# REQUIREMENT:
Scan the material below for the string "type", and copy every line where it shows up.
* * * * *
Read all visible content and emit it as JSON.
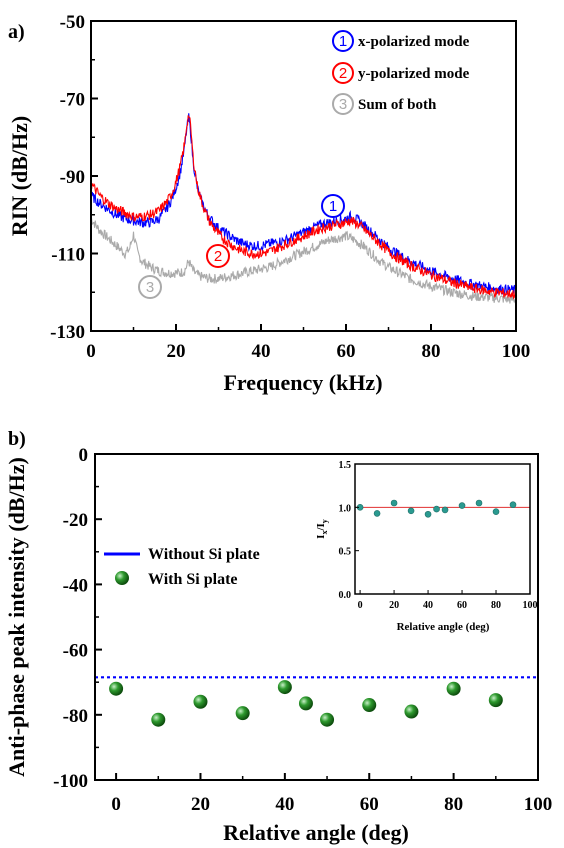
{
  "chart_data": [
    {
      "panel_label": "a)",
      "type": "line",
      "xlabel": "Frequency (kHz)",
      "ylabel": "RIN (dB/Hz)",
      "xlim": [
        0,
        100
      ],
      "ylim": [
        -130,
        -50
      ],
      "xticks": [
        0,
        20,
        40,
        60,
        80,
        100
      ],
      "yticks": [
        -130,
        -110,
        -90,
        -70,
        -50
      ],
      "grid": false,
      "legend_position": "top-right",
      "series": [
        {
          "name": "x-polarized mode",
          "marker_number": "1",
          "color": "#0000ff",
          "x": [
            0,
            2,
            4,
            6,
            8,
            10,
            12,
            14,
            16,
            18,
            19,
            20,
            21,
            22,
            22.5,
            23,
            23.5,
            24,
            25,
            26,
            27,
            28,
            30,
            32,
            34,
            36,
            38,
            40,
            42,
            44,
            46,
            48,
            50,
            52,
            54,
            56,
            58,
            60,
            61,
            62,
            63,
            64,
            66,
            68,
            70,
            72,
            75,
            80,
            85,
            90,
            95,
            100
          ],
          "y": [
            -95,
            -97,
            -98.5,
            -100,
            -101,
            -101.5,
            -102,
            -102,
            -101,
            -98,
            -96,
            -93,
            -89,
            -83,
            -78,
            -75,
            -79,
            -86,
            -93,
            -96.5,
            -99,
            -101,
            -103.5,
            -105,
            -106.5,
            -107.5,
            -108,
            -108,
            -107.5,
            -107,
            -106.5,
            -105.5,
            -104.5,
            -103.5,
            -102.5,
            -102,
            -101.5,
            -101,
            -100.5,
            -101,
            -101.5,
            -102.5,
            -104.5,
            -106.5,
            -108.5,
            -110,
            -112,
            -114.5,
            -116.5,
            -118,
            -119,
            -119.5
          ]
        },
        {
          "name": "y-polarized mode",
          "marker_number": "2",
          "color": "#ff0000",
          "x": [
            0,
            2,
            4,
            6,
            8,
            10,
            12,
            14,
            16,
            18,
            19,
            20,
            21,
            22,
            22.5,
            23,
            23.5,
            24,
            25,
            26,
            27,
            28,
            30,
            32,
            34,
            36,
            38,
            40,
            42,
            44,
            46,
            48,
            50,
            52,
            54,
            56,
            58,
            60,
            61,
            62,
            63,
            64,
            66,
            68,
            70,
            72,
            75,
            80,
            85,
            90,
            95,
            100
          ],
          "y": [
            -92,
            -95,
            -97,
            -98.5,
            -99.5,
            -100.5,
            -100.5,
            -100,
            -99,
            -96.5,
            -94.5,
            -91.5,
            -87.5,
            -82,
            -77,
            -74,
            -78,
            -85,
            -92.5,
            -96.5,
            -99.5,
            -102,
            -105,
            -107,
            -108.5,
            -109.5,
            -110,
            -110,
            -109.5,
            -108.5,
            -107.5,
            -106.5,
            -105.5,
            -104.5,
            -103.5,
            -103,
            -102.5,
            -102,
            -101.5,
            -102,
            -102.5,
            -103.5,
            -105.5,
            -107.5,
            -109.5,
            -111,
            -113,
            -115.5,
            -117.5,
            -119,
            -120,
            -120.5
          ]
        },
        {
          "name": "Sum of both",
          "marker_number": "3",
          "color": "#aaaaaa",
          "x": [
            0,
            2,
            4,
            6,
            8,
            9,
            10,
            11,
            12,
            14,
            16,
            18,
            20,
            21,
            22,
            23,
            24,
            25,
            26,
            28,
            30,
            32,
            34,
            36,
            38,
            40,
            42,
            44,
            46,
            48,
            50,
            52,
            54,
            56,
            58,
            60,
            62,
            64,
            66,
            68,
            70,
            75,
            80,
            85,
            90,
            95,
            100
          ],
          "y": [
            -101,
            -104,
            -106,
            -108,
            -110,
            -109,
            -105,
            -110,
            -112,
            -113.5,
            -114.5,
            -115,
            -115,
            -115,
            -114.5,
            -112,
            -114.5,
            -115.5,
            -116,
            -116.5,
            -116.5,
            -116,
            -115.5,
            -115,
            -114.5,
            -114,
            -113.5,
            -112.5,
            -111.5,
            -110.5,
            -109.5,
            -108.5,
            -107.5,
            -106.5,
            -106,
            -105.5,
            -106.5,
            -108,
            -110,
            -112,
            -113.5,
            -116.5,
            -118.5,
            -120,
            -121,
            -121.5,
            -122
          ]
        }
      ]
    },
    {
      "panel_label": "b)",
      "type": "scatter",
      "xlabel": "Relative angle (deg)",
      "ylabel": "Anti-phase peak intensity (dB/Hz)",
      "xlim": [
        -5,
        100
      ],
      "ylim": [
        -100,
        0
      ],
      "xticks": [
        0,
        20,
        40,
        60,
        80,
        100
      ],
      "yticks": [
        -100,
        -80,
        -60,
        -40,
        -20,
        0
      ],
      "grid": false,
      "legend_position": "center-left",
      "series": [
        {
          "name": "Without Si plate",
          "style": "dashed-line",
          "color": "#0000ff",
          "y": -68.5
        },
        {
          "name": "With Si plate",
          "style": "sphere-markers",
          "color": "#1a8a1a",
          "x": [
            0,
            10,
            20,
            30,
            40,
            45,
            50,
            60,
            70,
            80,
            90
          ],
          "y": [
            -72,
            -81.5,
            -76,
            -79.5,
            -71.5,
            -76.5,
            -81.5,
            -77,
            -79,
            -72,
            -75.5
          ]
        }
      ],
      "inset": {
        "type": "scatter",
        "xlabel": "Relative angle (deg)",
        "ylabel": "I",
        "ylabel_sub1": "x",
        "ylabel_mid": "/I",
        "ylabel_sub2": "y",
        "xlim": [
          -3,
          100
        ],
        "ylim": [
          0.0,
          1.5
        ],
        "xticks": [
          0,
          20,
          40,
          60,
          80,
          100
        ],
        "yticks": [
          0.0,
          0.5,
          1.0,
          1.5
        ],
        "reference_line": 1.0,
        "reference_color": "#e03030",
        "marker_color": "#2a9a90",
        "x": [
          0,
          10,
          20,
          30,
          40,
          45,
          50,
          60,
          70,
          80,
          90
        ],
        "y": [
          1.0,
          0.93,
          1.05,
          0.96,
          0.92,
          0.98,
          0.97,
          1.02,
          1.05,
          0.95,
          1.03
        ]
      }
    }
  ]
}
* * * * *
# COMPLETED EXERCISE:
      "type": "line",
      "type": "scatter",
        "type": "scatter",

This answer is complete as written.